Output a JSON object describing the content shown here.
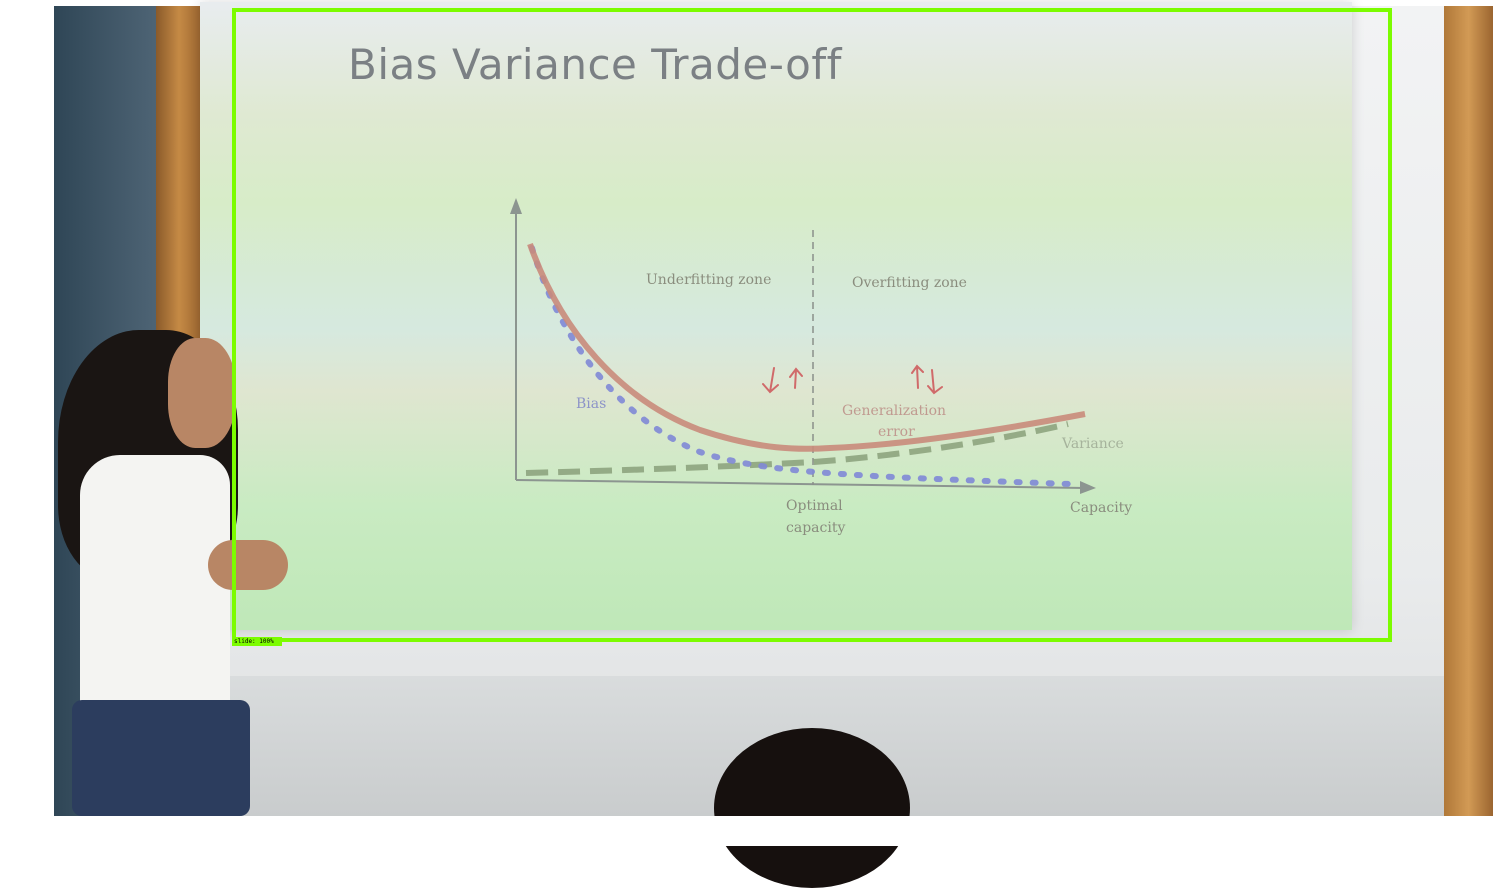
{
  "slide": {
    "title": "Bias Variance Trade-off",
    "labels": {
      "underfitting": "Underfitting zone",
      "overfitting": "Overfitting zone",
      "bias": "Bias",
      "generalization": "Generalization",
      "generalization2": "error",
      "variance": "Variance",
      "optimal": "Optimal",
      "optimal2": "capacity",
      "capacity": "Capacity"
    }
  },
  "detection": {
    "tag": "slide: 100%",
    "color": "#7cfc00"
  },
  "colors": {
    "total_curve": "#c98b7b",
    "bias_curve": "#7f88d6",
    "variance_curve": "#8aa07a",
    "arrows": "#d06a6a"
  }
}
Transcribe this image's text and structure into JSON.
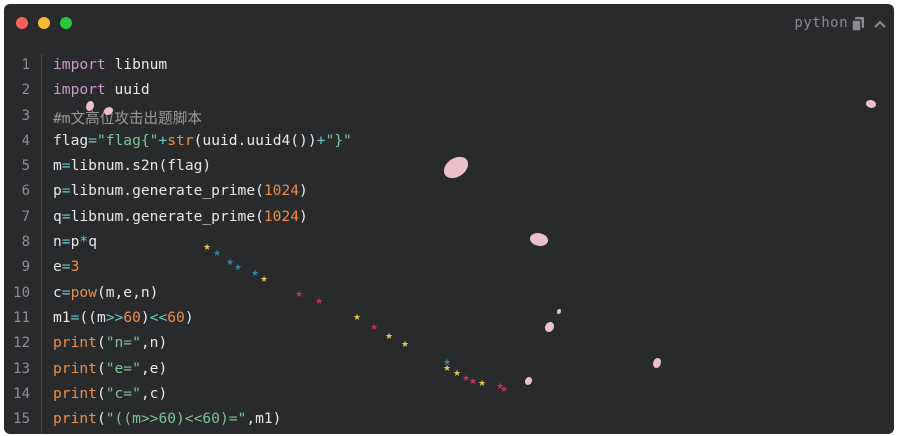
{
  "window": {
    "language_label": "python",
    "icons": {
      "copy": "copy-icon",
      "collapse": "chevron-up-icon"
    },
    "traffic_lights": [
      "#fc5f57",
      "#fdbc2e",
      "#28c840"
    ]
  },
  "code": {
    "lines": [
      {
        "n": "1",
        "tokens": [
          {
            "t": "import",
            "c": "kw"
          },
          {
            "t": " libnum",
            "c": ""
          }
        ]
      },
      {
        "n": "2",
        "tokens": [
          {
            "t": "import",
            "c": "kw"
          },
          {
            "t": " uuid",
            "c": ""
          }
        ]
      },
      {
        "n": "3",
        "tokens": [
          {
            "t": "#m文高位攻击出题脚本",
            "c": "com"
          }
        ]
      },
      {
        "n": "4",
        "tokens": [
          {
            "t": "flag",
            "c": ""
          },
          {
            "t": "=",
            "c": "op"
          },
          {
            "t": "\"flag{\"",
            "c": "str"
          },
          {
            "t": "+",
            "c": "op"
          },
          {
            "t": "str",
            "c": "fn"
          },
          {
            "t": "(uuid.uuid4())",
            "c": ""
          },
          {
            "t": "+",
            "c": "op"
          },
          {
            "t": "\"}\"",
            "c": "str"
          }
        ]
      },
      {
        "n": "5",
        "tokens": [
          {
            "t": "m",
            "c": ""
          },
          {
            "t": "=",
            "c": "op"
          },
          {
            "t": "libnum.s2n(flag)",
            "c": ""
          }
        ]
      },
      {
        "n": "6",
        "tokens": [
          {
            "t": "p",
            "c": ""
          },
          {
            "t": "=",
            "c": "op"
          },
          {
            "t": "libnum.generate_prime(",
            "c": ""
          },
          {
            "t": "1024",
            "c": "num"
          },
          {
            "t": ")",
            "c": ""
          }
        ]
      },
      {
        "n": "7",
        "tokens": [
          {
            "t": "q",
            "c": ""
          },
          {
            "t": "=",
            "c": "op"
          },
          {
            "t": "libnum.generate_prime(",
            "c": ""
          },
          {
            "t": "1024",
            "c": "num"
          },
          {
            "t": ")",
            "c": ""
          }
        ]
      },
      {
        "n": "8",
        "tokens": [
          {
            "t": "n",
            "c": ""
          },
          {
            "t": "=",
            "c": "op"
          },
          {
            "t": "p",
            "c": ""
          },
          {
            "t": "*",
            "c": "op"
          },
          {
            "t": "q",
            "c": ""
          }
        ]
      },
      {
        "n": "9",
        "tokens": [
          {
            "t": "e",
            "c": ""
          },
          {
            "t": "=",
            "c": "op"
          },
          {
            "t": "3",
            "c": "num"
          }
        ]
      },
      {
        "n": "10",
        "tokens": [
          {
            "t": "c",
            "c": ""
          },
          {
            "t": "=",
            "c": "op"
          },
          {
            "t": "pow",
            "c": "fn"
          },
          {
            "t": "(m,e,n)",
            "c": ""
          }
        ]
      },
      {
        "n": "11",
        "tokens": [
          {
            "t": "m1",
            "c": ""
          },
          {
            "t": "=",
            "c": "op"
          },
          {
            "t": "((m",
            "c": ""
          },
          {
            "t": ">>",
            "c": "op"
          },
          {
            "t": "60",
            "c": "num"
          },
          {
            "t": ")",
            "c": ""
          },
          {
            "t": "<<",
            "c": "op"
          },
          {
            "t": "60",
            "c": "num"
          },
          {
            "t": ")",
            "c": ""
          }
        ]
      },
      {
        "n": "12",
        "tokens": [
          {
            "t": "print",
            "c": "fn"
          },
          {
            "t": "(",
            "c": ""
          },
          {
            "t": "\"n=\"",
            "c": "str"
          },
          {
            "t": ",n)",
            "c": ""
          }
        ]
      },
      {
        "n": "13",
        "tokens": [
          {
            "t": "print",
            "c": "fn"
          },
          {
            "t": "(",
            "c": ""
          },
          {
            "t": "\"e=\"",
            "c": "str"
          },
          {
            "t": ",e)",
            "c": ""
          }
        ]
      },
      {
        "n": "14",
        "tokens": [
          {
            "t": "print",
            "c": "fn"
          },
          {
            "t": "(",
            "c": ""
          },
          {
            "t": "\"c=\"",
            "c": "str"
          },
          {
            "t": ",c)",
            "c": ""
          }
        ]
      },
      {
        "n": "15",
        "tokens": [
          {
            "t": "print",
            "c": "fn"
          },
          {
            "t": "(",
            "c": ""
          },
          {
            "t": "\"((m>>60)<<60)=\"",
            "c": "str"
          },
          {
            "t": ",m1)",
            "c": ""
          }
        ]
      }
    ]
  }
}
::::::::::
Leave out the pictures and print every line of the data exactly.

Output a JSON object describing the content shown here.
{
  "slide": {
    "title": "Bias Variance Trade-off",
    "labels": {
      "underfitting": "Underfitting zone",
      "overfitting": "Overfitting zone",
      "bias": "Bias",
      "generalization": "Generalization",
      "generalization2": "error",
      "variance": "Variance",
      "optimal": "Optimal",
      "optimal2": "capacity",
      "capacity": "Capacity"
    }
  },
  "detection": {
    "tag": "slide: 100%",
    "color": "#7cfc00"
  },
  "colors": {
    "total_curve": "#c98b7b",
    "bias_curve": "#7f88d6",
    "variance_curve": "#8aa07a",
    "arrows": "#d06a6a"
  }
}
Transcribe this image's text and structure into JSON.
{
  "window": {
    "language_label": "python",
    "icons": {
      "copy": "copy-icon",
      "collapse": "chevron-up-icon"
    },
    "traffic_lights": [
      "#fc5f57",
      "#fdbc2e",
      "#28c840"
    ]
  },
  "code": {
    "lines": [
      {
        "n": "1",
        "tokens": [
          {
            "t": "import",
            "c": "kw"
          },
          {
            "t": " libnum",
            "c": ""
          }
        ]
      },
      {
        "n": "2",
        "tokens": [
          {
            "t": "import",
            "c": "kw"
          },
          {
            "t": " uuid",
            "c": ""
          }
        ]
      },
      {
        "n": "3",
        "tokens": [
          {
            "t": "#m文高位攻击出题脚本",
            "c": "com"
          }
        ]
      },
      {
        "n": "4",
        "tokens": [
          {
            "t": "flag",
            "c": ""
          },
          {
            "t": "=",
            "c": "op"
          },
          {
            "t": "\"flag{\"",
            "c": "str"
          },
          {
            "t": "+",
            "c": "op"
          },
          {
            "t": "str",
            "c": "fn"
          },
          {
            "t": "(uuid.uuid4())",
            "c": ""
          },
          {
            "t": "+",
            "c": "op"
          },
          {
            "t": "\"}\"",
            "c": "str"
          }
        ]
      },
      {
        "n": "5",
        "tokens": [
          {
            "t": "m",
            "c": ""
          },
          {
            "t": "=",
            "c": "op"
          },
          {
            "t": "libnum.s2n(flag)",
            "c": ""
          }
        ]
      },
      {
        "n": "6",
        "tokens": [
          {
            "t": "p",
            "c": ""
          },
          {
            "t": "=",
            "c": "op"
          },
          {
            "t": "libnum.generate_prime(",
            "c": ""
          },
          {
            "t": "1024",
            "c": "num"
          },
          {
            "t": ")",
            "c": ""
          }
        ]
      },
      {
        "n": "7",
        "tokens": [
          {
            "t": "q",
            "c": ""
          },
          {
            "t": "=",
            "c": "op"
          },
          {
            "t": "libnum.generate_prime(",
            "c": ""
          },
          {
            "t": "1024",
            "c": "num"
          },
          {
            "t": ")",
            "c": ""
          }
        ]
      },
      {
        "n": "8",
        "tokens": [
          {
            "t": "n",
            "c": ""
          },
          {
            "t": "=",
            "c": "op"
          },
          {
            "t": "p",
            "c": ""
          },
          {
            "t": "*",
            "c": "op"
          },
          {
            "t": "q",
            "c": ""
          }
        ]
      },
      {
        "n": "9",
        "tokens": [
          {
            "t": "e",
            "c": ""
          },
          {
            "t": "=",
            "c": "op"
          },
          {
            "t": "3",
            "c": "num"
          }
        ]
      },
      {
        "n": "10",
        "tokens": [
          {
            "t": "c",
            "c": ""
          },
          {
            "t": "=",
            "c": "op"
          },
          {
            "t": "pow",
            "c": "fn"
          },
          {
            "t": "(m,e,n)",
            "c": ""
          }
        ]
      },
      {
        "n": "11",
        "tokens": [
          {
            "t": "m1",
            "c": ""
          },
          {
            "t": "=",
            "c": "op"
          },
          {
            "t": "((m",
            "c": ""
          },
          {
            "t": ">>",
            "c": "op"
          },
          {
            "t": "60",
            "c": "num"
          },
          {
            "t": ")",
            "c": ""
          },
          {
            "t": "<<",
            "c": "op"
          },
          {
            "t": "60",
            "c": "num"
          },
          {
            "t": ")",
            "c": ""
          }
        ]
      },
      {
        "n": "12",
        "tokens": [
          {
            "t": "print",
            "c": "fn"
          },
          {
            "t": "(",
            "c": ""
          },
          {
            "t": "\"n=\"",
            "c": "str"
          },
          {
            "t": ",n)",
            "c": ""
          }
        ]
      },
      {
        "n": "13",
        "tokens": [
          {
            "t": "print",
            "c": "fn"
          },
          {
            "t": "(",
            "c": ""
          },
          {
            "t": "\"e=\"",
            "c": "str"
          },
          {
            "t": ",e)",
            "c": ""
          }
        ]
      },
      {
        "n": "14",
        "tokens": [
          {
            "t": "print",
            "c": "fn"
          },
          {
            "t": "(",
            "c": ""
          },
          {
            "t": "\"c=\"",
            "c": "str"
          },
          {
            "t": ",c)",
            "c": ""
          }
        ]
      },
      {
        "n": "15",
        "tokens": [
          {
            "t": "print",
            "c": "fn"
          },
          {
            "t": "(",
            "c": ""
          },
          {
            "t": "\"((m>>60)<<60)=\"",
            "c": "str"
          },
          {
            "t": ",m1)",
            "c": ""
          }
        ]
      }
    ]
  }
}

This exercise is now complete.